Send back all the data below, exactly as given.

Data entries for graphics:
--- --- ---

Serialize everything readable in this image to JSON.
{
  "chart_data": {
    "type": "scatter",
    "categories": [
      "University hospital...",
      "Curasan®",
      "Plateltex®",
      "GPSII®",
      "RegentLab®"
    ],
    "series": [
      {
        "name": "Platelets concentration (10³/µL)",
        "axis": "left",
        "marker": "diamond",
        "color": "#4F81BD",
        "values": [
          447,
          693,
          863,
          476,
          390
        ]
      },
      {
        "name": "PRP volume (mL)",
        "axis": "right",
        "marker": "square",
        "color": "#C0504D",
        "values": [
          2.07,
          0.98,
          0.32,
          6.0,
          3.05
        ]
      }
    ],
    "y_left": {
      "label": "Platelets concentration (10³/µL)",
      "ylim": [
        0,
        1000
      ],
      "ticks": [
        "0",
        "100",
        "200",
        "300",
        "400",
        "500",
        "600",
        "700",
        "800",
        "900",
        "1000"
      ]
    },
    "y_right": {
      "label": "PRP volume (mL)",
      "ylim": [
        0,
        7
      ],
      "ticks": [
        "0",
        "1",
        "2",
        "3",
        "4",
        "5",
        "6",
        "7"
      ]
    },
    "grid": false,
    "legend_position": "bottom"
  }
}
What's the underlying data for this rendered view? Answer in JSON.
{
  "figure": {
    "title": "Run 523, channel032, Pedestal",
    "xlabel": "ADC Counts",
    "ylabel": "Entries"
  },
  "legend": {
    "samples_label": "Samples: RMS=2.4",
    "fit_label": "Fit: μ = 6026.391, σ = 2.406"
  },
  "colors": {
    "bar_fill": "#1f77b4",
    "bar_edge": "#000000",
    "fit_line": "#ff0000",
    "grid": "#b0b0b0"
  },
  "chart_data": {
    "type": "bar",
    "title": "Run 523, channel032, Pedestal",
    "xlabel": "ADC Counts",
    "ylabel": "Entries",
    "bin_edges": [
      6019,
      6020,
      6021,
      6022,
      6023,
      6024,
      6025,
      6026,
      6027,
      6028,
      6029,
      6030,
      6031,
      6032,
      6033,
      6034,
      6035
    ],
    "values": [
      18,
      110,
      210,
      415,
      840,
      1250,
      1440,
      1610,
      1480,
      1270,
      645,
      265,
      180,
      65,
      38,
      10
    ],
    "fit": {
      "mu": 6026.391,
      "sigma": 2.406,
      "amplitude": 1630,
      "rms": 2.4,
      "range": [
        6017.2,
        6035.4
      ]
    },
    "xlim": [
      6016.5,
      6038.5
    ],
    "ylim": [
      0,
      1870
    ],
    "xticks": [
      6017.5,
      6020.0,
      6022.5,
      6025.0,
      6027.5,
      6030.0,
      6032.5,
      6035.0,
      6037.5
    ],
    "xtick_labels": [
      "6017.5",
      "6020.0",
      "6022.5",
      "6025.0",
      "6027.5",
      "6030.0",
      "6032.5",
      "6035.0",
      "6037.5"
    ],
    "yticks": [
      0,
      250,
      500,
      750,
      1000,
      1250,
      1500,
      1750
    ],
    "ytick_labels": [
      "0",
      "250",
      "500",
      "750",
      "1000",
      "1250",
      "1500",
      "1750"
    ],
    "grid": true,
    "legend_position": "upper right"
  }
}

--- --- ---

**ANSWER TO THIS PROBLEM:**
Serialize everything readable in this image to JSON.
{
  "chart_data": {
    "type": "scatter",
    "categories": [
      "University hospital...",
      "Curasan®",
      "Plateltex®",
      "GPSII®",
      "RegentLab®"
    ],
    "series": [
      {
        "name": "Platelets concentration (10³/µL)",
        "axis": "left",
        "marker": "diamond",
        "color": "#4F81BD",
        "values": [
          447,
          693,
          863,
          476,
          390
        ]
      },
      {
        "name": "PRP volume (mL)",
        "axis": "right",
        "marker": "square",
        "color": "#C0504D",
        "values": [
          2.07,
          0.98,
          0.32,
          6.0,
          3.05
        ]
      }
    ],
    "y_left": {
      "label": "Platelets concentration (10³/µL)",
      "ylim": [
        0,
        1000
      ],
      "ticks": [
        "0",
        "100",
        "200",
        "300",
        "400",
        "500",
        "600",
        "700",
        "800",
        "900",
        "1000"
      ]
    },
    "y_right": {
      "label": "PRP volume (mL)",
      "ylim": [
        0,
        7
      ],
      "ticks": [
        "0",
        "1",
        "2",
        "3",
        "4",
        "5",
        "6",
        "7"
      ]
    },
    "grid": false,
    "legend_position": "bottom"
  }
}
What's the underlying data for this rendered view? Answer in JSON.
{
  "figure": {
    "title": "Run 523, channel032, Pedestal",
    "xlabel": "ADC Counts",
    "ylabel": "Entries"
  },
  "legend": {
    "samples_label": "Samples: RMS=2.4",
    "fit_label": "Fit: μ = 6026.391, σ = 2.406"
  },
  "colors": {
    "bar_fill": "#1f77b4",
    "bar_edge": "#000000",
    "fit_line": "#ff0000",
    "grid": "#b0b0b0"
  },
  "chart_data": {
    "type": "bar",
    "title": "Run 523, channel032, Pedestal",
    "xlabel": "ADC Counts",
    "ylabel": "Entries",
    "bin_edges": [
      6019,
      6020,
      6021,
      6022,
      6023,
      6024,
      6025,
      6026,
      6027,
      6028,
      6029,
      6030,
      6031,
      6032,
      6033,
      6034,
      6035
    ],
    "values": [
      18,
      110,
      210,
      415,
      840,
      1250,
      1440,
      1610,
      1480,
      1270,
      645,
      265,
      180,
      65,
      38,
      10
    ],
    "fit": {
      "mu": 6026.391,
      "sigma": 2.406,
      "amplitude": 1630,
      "rms": 2.4,
      "range": [
        6017.2,
        6035.4
      ]
    },
    "xlim": [
      6016.5,
      6038.5
    ],
    "ylim": [
      0,
      1870
    ],
    "xticks": [
      6017.5,
      6020.0,
      6022.5,
      6025.0,
      6027.5,
      6030.0,
      6032.5,
      6035.0,
      6037.5
    ],
    "xtick_labels": [
      "6017.5",
      "6020.0",
      "6022.5",
      "6025.0",
      "6027.5",
      "6030.0",
      "6032.5",
      "6035.0",
      "6037.5"
    ],
    "yticks": [
      0,
      250,
      500,
      750,
      1000,
      1250,
      1500,
      1750
    ],
    "ytick_labels": [
      "0",
      "250",
      "500",
      "750",
      "1000",
      "1250",
      "1500",
      "1750"
    ],
    "grid": true,
    "legend_position": "upper right"
  }
}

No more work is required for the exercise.